> Task description
Return the listing below exactly, with the pictures dropped.

-------- Material for this task

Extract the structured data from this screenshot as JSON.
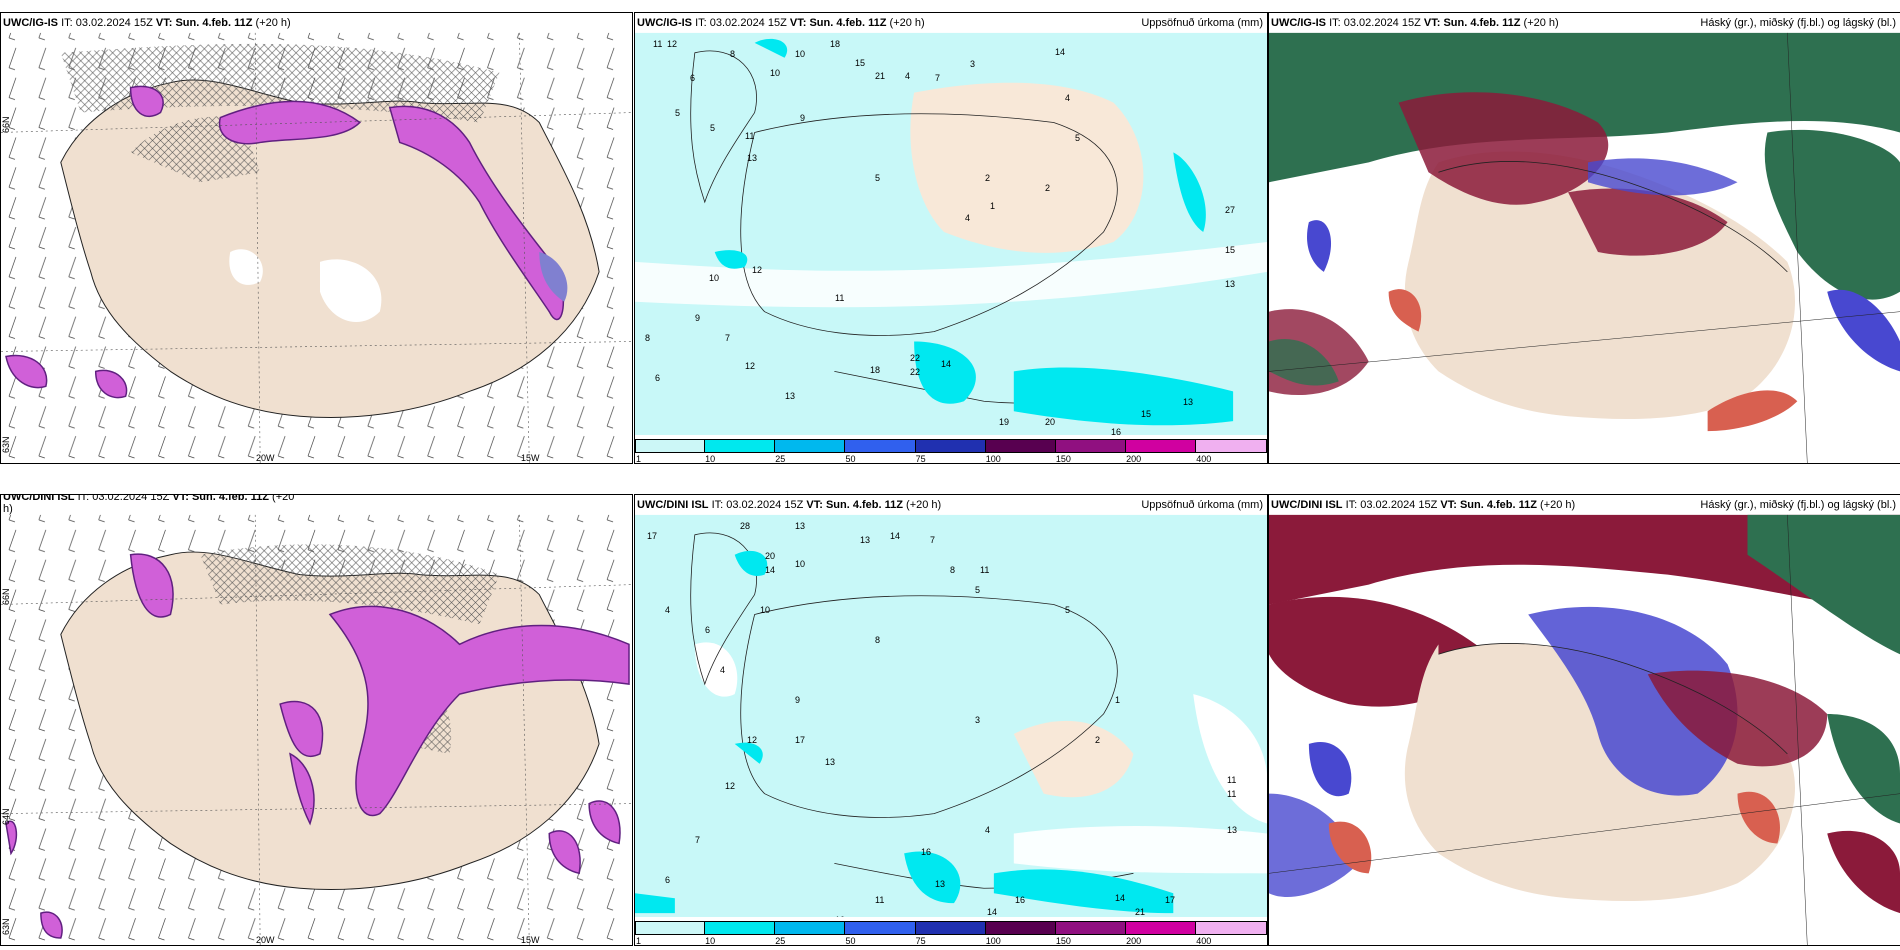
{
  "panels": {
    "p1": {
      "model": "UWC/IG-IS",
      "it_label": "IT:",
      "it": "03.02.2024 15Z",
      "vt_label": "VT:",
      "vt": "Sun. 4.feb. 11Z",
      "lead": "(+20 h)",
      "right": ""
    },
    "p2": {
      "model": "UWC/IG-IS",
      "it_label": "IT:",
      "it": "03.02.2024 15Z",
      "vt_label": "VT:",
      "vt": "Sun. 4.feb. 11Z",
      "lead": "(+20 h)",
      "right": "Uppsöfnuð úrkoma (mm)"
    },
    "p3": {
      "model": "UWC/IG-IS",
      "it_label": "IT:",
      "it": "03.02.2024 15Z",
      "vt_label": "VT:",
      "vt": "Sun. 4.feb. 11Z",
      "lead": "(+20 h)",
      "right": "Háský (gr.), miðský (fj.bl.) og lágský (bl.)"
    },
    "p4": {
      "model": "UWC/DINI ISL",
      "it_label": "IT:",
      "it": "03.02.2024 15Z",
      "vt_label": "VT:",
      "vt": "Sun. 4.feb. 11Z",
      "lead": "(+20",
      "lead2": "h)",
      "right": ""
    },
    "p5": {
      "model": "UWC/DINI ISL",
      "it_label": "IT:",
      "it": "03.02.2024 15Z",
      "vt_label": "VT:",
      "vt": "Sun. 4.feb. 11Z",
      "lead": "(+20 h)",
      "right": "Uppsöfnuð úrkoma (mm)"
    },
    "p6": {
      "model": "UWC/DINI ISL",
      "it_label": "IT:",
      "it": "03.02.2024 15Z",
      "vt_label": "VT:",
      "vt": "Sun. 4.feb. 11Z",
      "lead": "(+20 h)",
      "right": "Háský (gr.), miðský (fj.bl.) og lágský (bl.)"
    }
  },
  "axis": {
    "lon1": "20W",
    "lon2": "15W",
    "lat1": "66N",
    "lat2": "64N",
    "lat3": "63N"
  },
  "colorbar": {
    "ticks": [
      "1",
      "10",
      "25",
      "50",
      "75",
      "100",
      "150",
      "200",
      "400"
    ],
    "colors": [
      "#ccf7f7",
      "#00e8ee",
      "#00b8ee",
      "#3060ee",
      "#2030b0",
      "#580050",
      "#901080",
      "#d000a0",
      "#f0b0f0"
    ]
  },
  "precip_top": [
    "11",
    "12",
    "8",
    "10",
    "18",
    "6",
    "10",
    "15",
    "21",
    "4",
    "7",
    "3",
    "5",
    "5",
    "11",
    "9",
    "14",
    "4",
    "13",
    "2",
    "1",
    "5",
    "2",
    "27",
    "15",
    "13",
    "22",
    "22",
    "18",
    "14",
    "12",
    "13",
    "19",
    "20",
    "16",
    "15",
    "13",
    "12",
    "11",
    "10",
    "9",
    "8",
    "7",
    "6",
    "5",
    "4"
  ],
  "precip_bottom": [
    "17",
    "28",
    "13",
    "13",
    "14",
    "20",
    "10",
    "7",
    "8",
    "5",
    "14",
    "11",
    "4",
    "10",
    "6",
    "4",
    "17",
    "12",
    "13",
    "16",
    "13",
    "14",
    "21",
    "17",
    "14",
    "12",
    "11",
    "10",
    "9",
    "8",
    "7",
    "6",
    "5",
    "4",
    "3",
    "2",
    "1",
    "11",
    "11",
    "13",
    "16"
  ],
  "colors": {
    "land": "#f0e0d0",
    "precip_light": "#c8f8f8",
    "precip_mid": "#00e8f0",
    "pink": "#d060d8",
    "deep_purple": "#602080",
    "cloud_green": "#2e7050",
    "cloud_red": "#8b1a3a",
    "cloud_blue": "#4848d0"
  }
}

----------------

> Exercise solution
Extract the structured data from this screenshot as JSON.
{
  "panels": {
    "p1": {
      "model": "UWC/IG-IS",
      "it_label": "IT:",
      "it": "03.02.2024 15Z",
      "vt_label": "VT:",
      "vt": "Sun. 4.feb. 11Z",
      "lead": "(+20 h)",
      "right": ""
    },
    "p2": {
      "model": "UWC/IG-IS",
      "it_label": "IT:",
      "it": "03.02.2024 15Z",
      "vt_label": "VT:",
      "vt": "Sun. 4.feb. 11Z",
      "lead": "(+20 h)",
      "right": "Uppsöfnuð úrkoma (mm)"
    },
    "p3": {
      "model": "UWC/IG-IS",
      "it_label": "IT:",
      "it": "03.02.2024 15Z",
      "vt_label": "VT:",
      "vt": "Sun. 4.feb. 11Z",
      "lead": "(+20 h)",
      "right": "Háský (gr.), miðský (fj.bl.) og lágský (bl.)"
    },
    "p4": {
      "model": "UWC/DINI ISL",
      "it_label": "IT:",
      "it": "03.02.2024 15Z",
      "vt_label": "VT:",
      "vt": "Sun. 4.feb. 11Z",
      "lead": "(+20",
      "lead2": "h)",
      "right": ""
    },
    "p5": {
      "model": "UWC/DINI ISL",
      "it_label": "IT:",
      "it": "03.02.2024 15Z",
      "vt_label": "VT:",
      "vt": "Sun. 4.feb. 11Z",
      "lead": "(+20 h)",
      "right": "Uppsöfnuð úrkoma (mm)"
    },
    "p6": {
      "model": "UWC/DINI ISL",
      "it_label": "IT:",
      "it": "03.02.2024 15Z",
      "vt_label": "VT:",
      "vt": "Sun. 4.feb. 11Z",
      "lead": "(+20 h)",
      "right": "Háský (gr.), miðský (fj.bl.) og lágský (bl.)"
    }
  },
  "axis": {
    "lon1": "20W",
    "lon2": "15W",
    "lat1": "66N",
    "lat2": "64N",
    "lat3": "63N"
  },
  "colorbar": {
    "ticks": [
      "1",
      "10",
      "25",
      "50",
      "75",
      "100",
      "150",
      "200",
      "400"
    ],
    "colors": [
      "#ccf7f7",
      "#00e8ee",
      "#00b8ee",
      "#3060ee",
      "#2030b0",
      "#580050",
      "#901080",
      "#d000a0",
      "#f0b0f0"
    ]
  },
  "precip_top": [
    "11",
    "12",
    "8",
    "10",
    "18",
    "6",
    "10",
    "15",
    "21",
    "4",
    "7",
    "3",
    "5",
    "5",
    "11",
    "9",
    "14",
    "4",
    "13",
    "2",
    "1",
    "5",
    "2",
    "27",
    "15",
    "13",
    "22",
    "22",
    "18",
    "14",
    "12",
    "13",
    "19",
    "20",
    "16",
    "15",
    "13",
    "12",
    "11",
    "10",
    "9",
    "8",
    "7",
    "6",
    "5",
    "4"
  ],
  "precip_bottom": [
    "17",
    "28",
    "13",
    "13",
    "14",
    "20",
    "10",
    "7",
    "8",
    "5",
    "14",
    "11",
    "4",
    "10",
    "6",
    "4",
    "17",
    "12",
    "13",
    "16",
    "13",
    "14",
    "21",
    "17",
    "14",
    "12",
    "11",
    "10",
    "9",
    "8",
    "7",
    "6",
    "5",
    "4",
    "3",
    "2",
    "1",
    "11",
    "11",
    "13",
    "16"
  ],
  "colors": {
    "land": "#f0e0d0",
    "precip_light": "#c8f8f8",
    "precip_mid": "#00e8f0",
    "pink": "#d060d8",
    "deep_purple": "#602080",
    "cloud_green": "#2e7050",
    "cloud_red": "#8b1a3a",
    "cloud_blue": "#4848d0"
  }
}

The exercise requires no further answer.